>>>

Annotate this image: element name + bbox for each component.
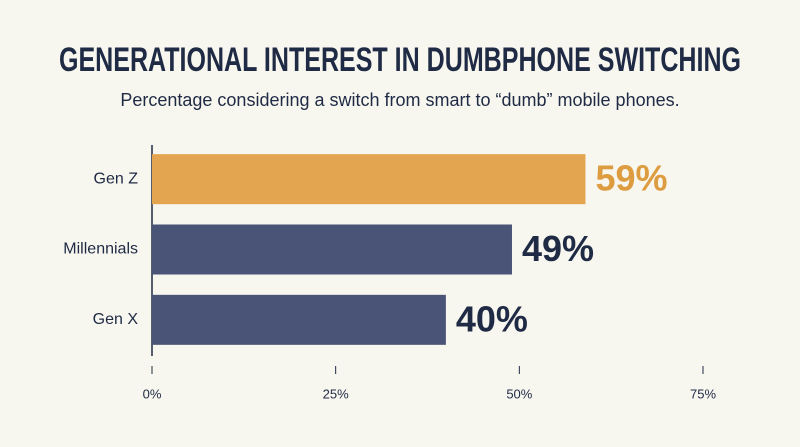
bar — [152, 294, 446, 345]
y-tick-label: Gen X — [93, 311, 139, 328]
chart-subtitle: Percentage considering a switch from sma… — [120, 90, 679, 110]
bar — [152, 154, 586, 205]
value-label: 40% — [456, 298, 528, 339]
x-tick-label: 25% — [323, 386, 349, 401]
value-label: 59% — [595, 158, 667, 199]
x-tick-label: 0% — [143, 386, 162, 401]
chart-title: GENERATIONAL INTEREST IN DUMBPHONE SWITC… — [59, 41, 741, 79]
bar — [152, 224, 512, 275]
x-tick-label: 75% — [690, 386, 716, 401]
y-tick-label: Gen Z — [94, 170, 139, 187]
value-label: 49% — [522, 228, 594, 269]
y-tick-label: Millennials — [63, 241, 138, 258]
x-tick-label: 50% — [506, 386, 532, 401]
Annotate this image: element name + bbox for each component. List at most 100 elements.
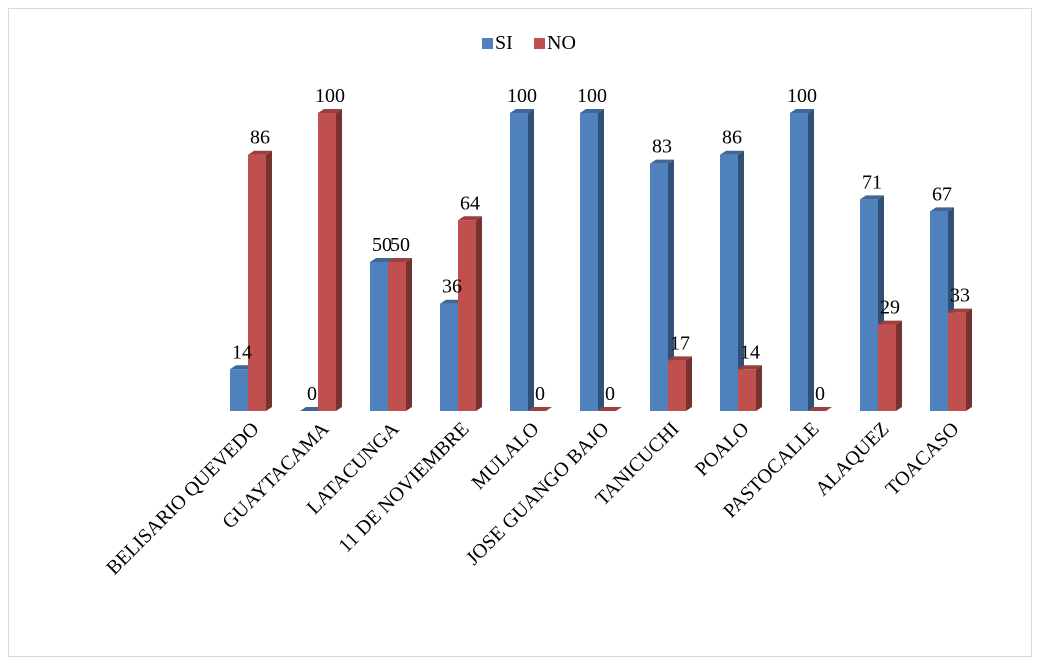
bar-no-6	[668, 356, 692, 411]
bar-side-no-7	[756, 365, 762, 411]
bar-top-no-4	[528, 407, 552, 411]
bar-side-si-4	[528, 109, 534, 411]
bar-front-si-0	[230, 369, 248, 411]
bar-si-5	[580, 109, 604, 411]
bar-top-no-3	[458, 216, 482, 221]
bar-side-no-6	[686, 356, 692, 411]
chart-bars	[230, 109, 972, 411]
bar-front-si-6	[650, 163, 668, 411]
bar-no-2	[388, 258, 412, 411]
bar-top-si-4	[510, 109, 534, 113]
bar-top-no-0	[248, 150, 272, 155]
data-label-no-7: 14	[740, 341, 760, 363]
bar-no-10	[948, 308, 972, 411]
bar-front-no-0	[248, 154, 266, 411]
bar-no-4	[528, 407, 552, 411]
bar-no-7	[738, 365, 762, 411]
bar-front-si-8	[790, 113, 808, 411]
legend-swatch-no	[534, 38, 545, 49]
bar-no-8	[808, 407, 832, 411]
bar-top-no-2	[388, 258, 412, 262]
bar-top-si-2	[370, 258, 394, 262]
data-label-si-3: 36	[442, 276, 462, 298]
bar-front-no-7	[738, 369, 756, 411]
bar-front-si-5	[580, 113, 598, 411]
data-label-si-6: 83	[652, 136, 672, 158]
bar-front-no-1	[318, 113, 336, 411]
bar-front-si-3	[440, 303, 458, 411]
data-label-no-1: 100	[315, 85, 345, 107]
data-label-si-1: 0	[307, 383, 317, 405]
data-label-no-8: 0	[815, 383, 825, 405]
legend-label-no: NO	[547, 32, 576, 54]
bar-no-3	[458, 216, 482, 411]
bar-side-no-2	[406, 258, 412, 411]
data-label-si-0: 14	[232, 341, 252, 363]
bar-no-1	[318, 109, 342, 411]
bar-top-si-10	[930, 207, 954, 212]
bar-top-no-6	[668, 356, 692, 361]
bar-top-no-5	[598, 407, 622, 411]
data-label-no-0: 86	[250, 127, 270, 149]
bar-top-si-7	[720, 150, 744, 155]
bar-side-no-3	[476, 216, 482, 411]
bar-si-6	[650, 159, 674, 411]
bar-no-5	[598, 407, 622, 411]
chart-legend: SI NO	[482, 32, 576, 54]
bar-top-si-5	[580, 109, 604, 113]
bar-side-no-9	[896, 320, 902, 411]
x-label-10: TOACASO	[881, 418, 963, 500]
data-label-si-5: 100	[577, 85, 607, 107]
bar-top-si-8	[790, 109, 814, 113]
data-label-no-6: 17	[670, 332, 690, 354]
bar-side-si-7	[738, 150, 744, 411]
bar-front-no-10	[948, 312, 966, 411]
bar-front-si-2	[370, 262, 388, 411]
legend-label-si: SI	[495, 32, 513, 54]
bar-top-no-10	[948, 308, 972, 313]
data-label-si-2: 50	[372, 234, 392, 256]
bar-top-no-8	[808, 407, 832, 411]
bar-front-no-2	[388, 262, 406, 411]
bar-front-si-4	[510, 113, 528, 411]
bar-side-no-10	[966, 308, 972, 411]
data-label-no-3: 64	[460, 192, 480, 214]
data-label-si-10: 67	[932, 183, 952, 205]
bar-top-si-6	[650, 159, 674, 164]
bar-side-no-0	[266, 150, 272, 411]
bar-front-no-9	[878, 324, 896, 411]
x-label-7: POALO	[691, 418, 754, 481]
bar-front-si-10	[930, 211, 948, 411]
bar-top-no-9	[878, 320, 902, 325]
bar-front-si-7	[720, 154, 738, 411]
bar-side-si-8	[808, 109, 814, 411]
data-label-no-10: 33	[950, 285, 970, 307]
data-label-si-9: 71	[862, 171, 882, 193]
bar-no-0	[248, 150, 272, 411]
bar-front-no-3	[458, 220, 476, 411]
bar-no-9	[878, 320, 902, 411]
bar-si-4	[510, 109, 534, 411]
x-label-3: 11 DE NOVIEMBRE	[334, 418, 473, 557]
bar-top-no-1	[318, 109, 342, 113]
bar-side-si-6	[668, 159, 674, 411]
legend-swatch-si	[482, 38, 493, 49]
bar-front-si-9	[860, 199, 878, 411]
x-label-5: JOSE GUANGO BAJO	[462, 418, 613, 569]
bar-side-si-5	[598, 109, 604, 411]
bar-front-no-6	[668, 360, 686, 411]
data-label-no-4: 0	[535, 383, 545, 405]
x-label-9: ALAQUEZ	[811, 418, 893, 500]
bar-si-7	[720, 150, 744, 411]
data-label-no-2: 50	[390, 234, 410, 256]
bar-side-no-1	[336, 109, 342, 411]
bar-top-si-9	[860, 195, 884, 200]
data-label-si-8: 100	[787, 85, 817, 107]
bar-top-no-7	[738, 365, 762, 370]
data-label-no-9: 29	[880, 297, 900, 319]
data-label-si-4: 100	[507, 85, 537, 107]
data-label-no-5: 0	[605, 383, 615, 405]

<<<

--- SHORT TASK ---
Render everything from the beginning of the material down to and including the line that contains "most 100 elements." as a numbered list, omitting blank lines and leaving the pictures out.

--- PROBLEM SOLUTION ---
1. Annotate this image: element name + bbox for each component.
2. bar — [152, 294, 446, 345]
3. y-tick-label: Gen X — [93, 311, 139, 328]
4. chart-subtitle: Percentage considering a switch from sma… — [120, 90, 679, 110]
5. bar — [152, 154, 586, 205]
6. value-label: 40% — [456, 298, 528, 339]
7. x-tick-label: 25% — [323, 386, 349, 401]
8. value-label: 59% — [595, 158, 667, 199]
9. x-tick-label: 0% — [143, 386, 162, 401]
10. chart-title: GENERATIONAL INTEREST IN DUMBPHONE SWITC… — [59, 41, 741, 79]
11. bar — [152, 224, 512, 275]
12. x-tick-label: 75% — [690, 386, 716, 401]
13. y-tick-label: Gen Z — [94, 170, 139, 187]
14. value-label: 49% — [522, 228, 594, 269]
15. y-tick-label: Millennials — [63, 241, 138, 258]
16. x-tick-label: 50% — [506, 386, 532, 401]
17. Annotate this image: element name + bbox for each component. List at most 100 elements.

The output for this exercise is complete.